--- begin MATERIAL FOR THIS EXERCISE ---

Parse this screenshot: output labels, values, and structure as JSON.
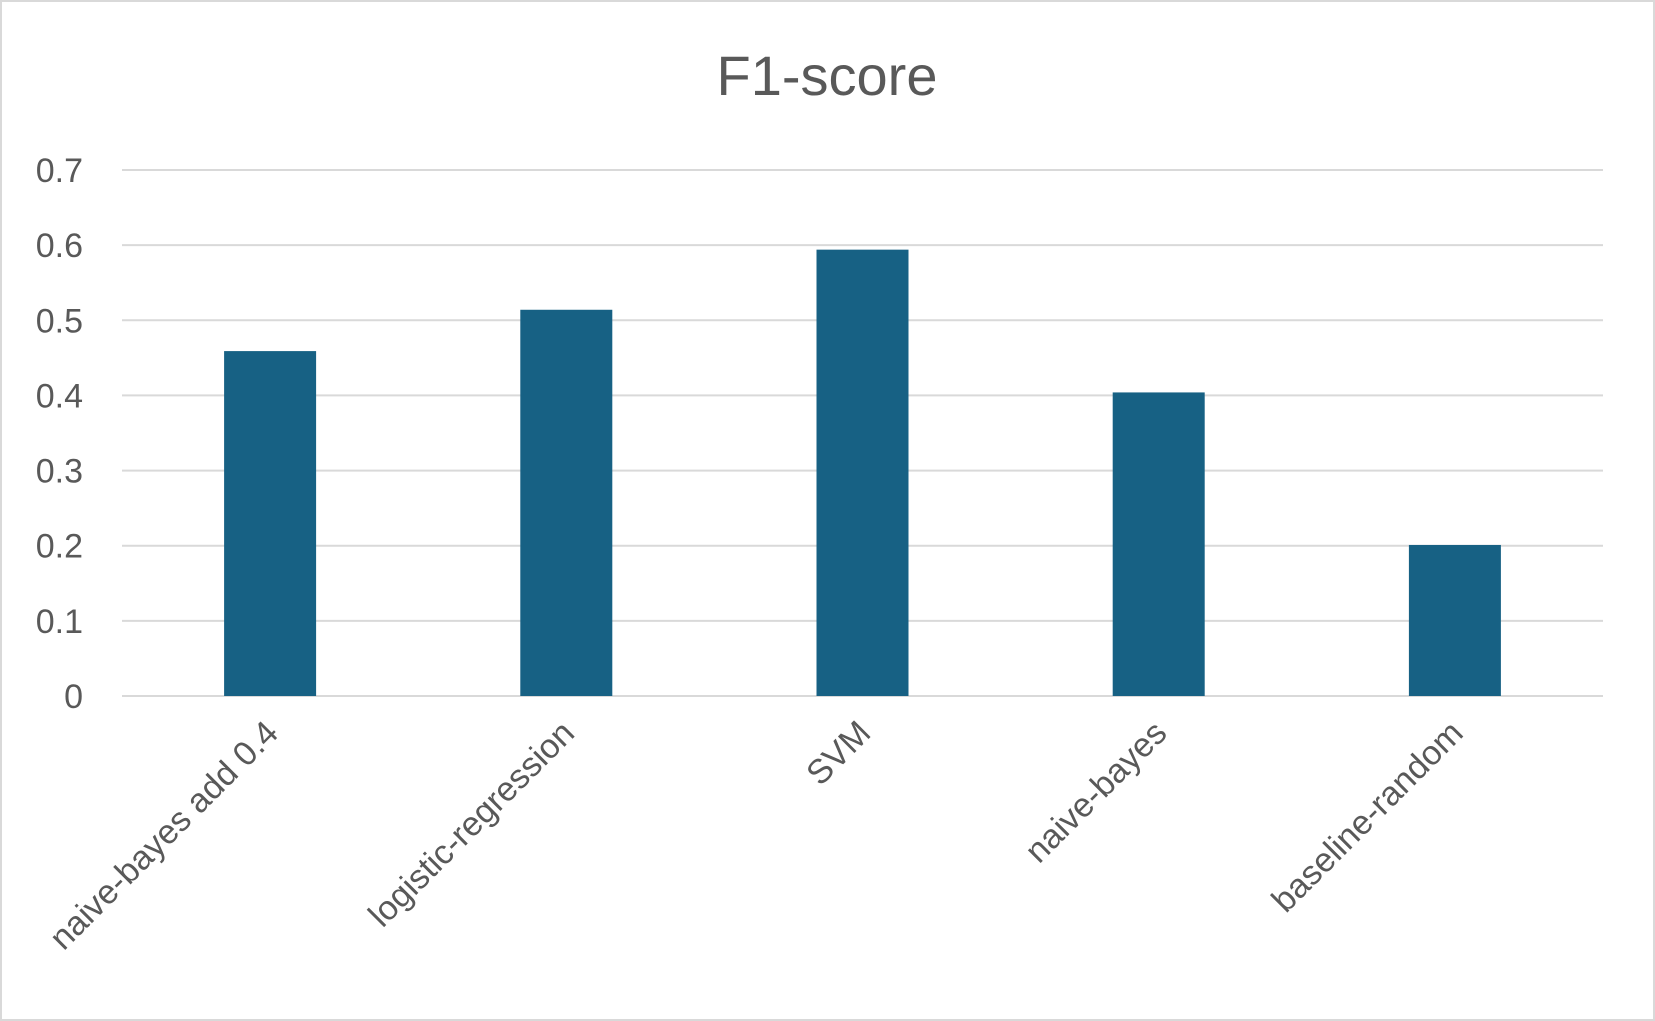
{
  "chart_data": {
    "type": "bar",
    "title": "F1-score",
    "xlabel": "",
    "ylabel": "",
    "categories": [
      "naive-bayes add 0.4",
      "logistic-regression",
      "SVM",
      "naive-bayes",
      "baseline-random"
    ],
    "values": [
      0.459,
      0.514,
      0.594,
      0.404,
      0.201
    ],
    "ylim": [
      0,
      0.7
    ],
    "yticks": [
      "0",
      "0.1",
      "0.2",
      "0.3",
      "0.4",
      "0.5",
      "0.6",
      "0.7"
    ],
    "grid": true,
    "legend": "none",
    "colors": {
      "bar": "#176184",
      "grid": "#d9d9d9",
      "text": "#595959"
    }
  }
}
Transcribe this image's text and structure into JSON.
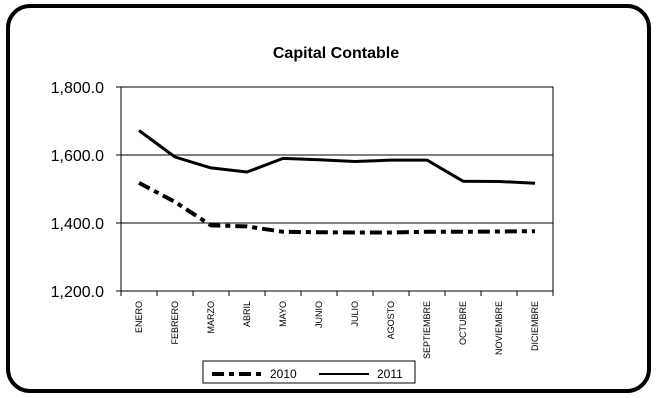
{
  "chart_data": {
    "type": "line",
    "title": "Capital Contable",
    "categories": [
      "ENERO",
      "FEBRERO",
      "MARZO",
      "ABRIL",
      "MAYO",
      "JUNIO",
      "JULIO",
      "AGOSTO",
      "SEPTIEMBRE",
      "OCTUBRE",
      "NOVIEMBRE",
      "DICIEMBRE"
    ],
    "series": [
      {
        "name": "2010",
        "style": "dash-dot",
        "color": "#000000",
        "values": [
          1518,
          1462,
          1393,
          1390,
          1374,
          1373,
          1372,
          1372,
          1374,
          1374,
          1375,
          1376
        ]
      },
      {
        "name": "2011",
        "style": "solid",
        "color": "#000000",
        "values": [
          1672,
          1594,
          1562,
          1550,
          1590,
          1586,
          1581,
          1585,
          1585,
          1523,
          1522,
          1517
        ]
      }
    ],
    "yticks": [
      "1,200.0",
      "1,400.0",
      "1,600.0",
      "1,800.0"
    ],
    "ylim": [
      1200,
      1800
    ],
    "grid": "horizontal",
    "legend_position": "bottom"
  }
}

--- end MATERIAL FOR THIS EXERCISE ---

> _PROBLEM DETAILS_:
Leaving aside the images, write out the entries above word for word.

> _SOLUTION TO THIS TASK_:
Parse this screenshot: output labels, values, and structure as JSON.
{
  "chart_data": {
    "type": "bar",
    "title": "F1-score",
    "xlabel": "",
    "ylabel": "",
    "categories": [
      "naive-bayes add 0.4",
      "logistic-regression",
      "SVM",
      "naive-bayes",
      "baseline-random"
    ],
    "values": [
      0.459,
      0.514,
      0.594,
      0.404,
      0.201
    ],
    "ylim": [
      0,
      0.7
    ],
    "yticks": [
      "0",
      "0.1",
      "0.2",
      "0.3",
      "0.4",
      "0.5",
      "0.6",
      "0.7"
    ],
    "grid": true,
    "legend": "none",
    "colors": {
      "bar": "#176184",
      "grid": "#d9d9d9",
      "text": "#595959"
    }
  }
}
Transcribe this image's text and structure into JSON.
{
  "chart_data": {
    "type": "line",
    "title": "Capital Contable",
    "categories": [
      "ENERO",
      "FEBRERO",
      "MARZO",
      "ABRIL",
      "MAYO",
      "JUNIO",
      "JULIO",
      "AGOSTO",
      "SEPTIEMBRE",
      "OCTUBRE",
      "NOVIEMBRE",
      "DICIEMBRE"
    ],
    "series": [
      {
        "name": "2010",
        "style": "dash-dot",
        "color": "#000000",
        "values": [
          1518,
          1462,
          1393,
          1390,
          1374,
          1373,
          1372,
          1372,
          1374,
          1374,
          1375,
          1376
        ]
      },
      {
        "name": "2011",
        "style": "solid",
        "color": "#000000",
        "values": [
          1672,
          1594,
          1562,
          1550,
          1590,
          1586,
          1581,
          1585,
          1585,
          1523,
          1522,
          1517
        ]
      }
    ],
    "yticks": [
      "1,200.0",
      "1,400.0",
      "1,600.0",
      "1,800.0"
    ],
    "ylim": [
      1200,
      1800
    ],
    "grid": "horizontal",
    "legend_position": "bottom"
  }
}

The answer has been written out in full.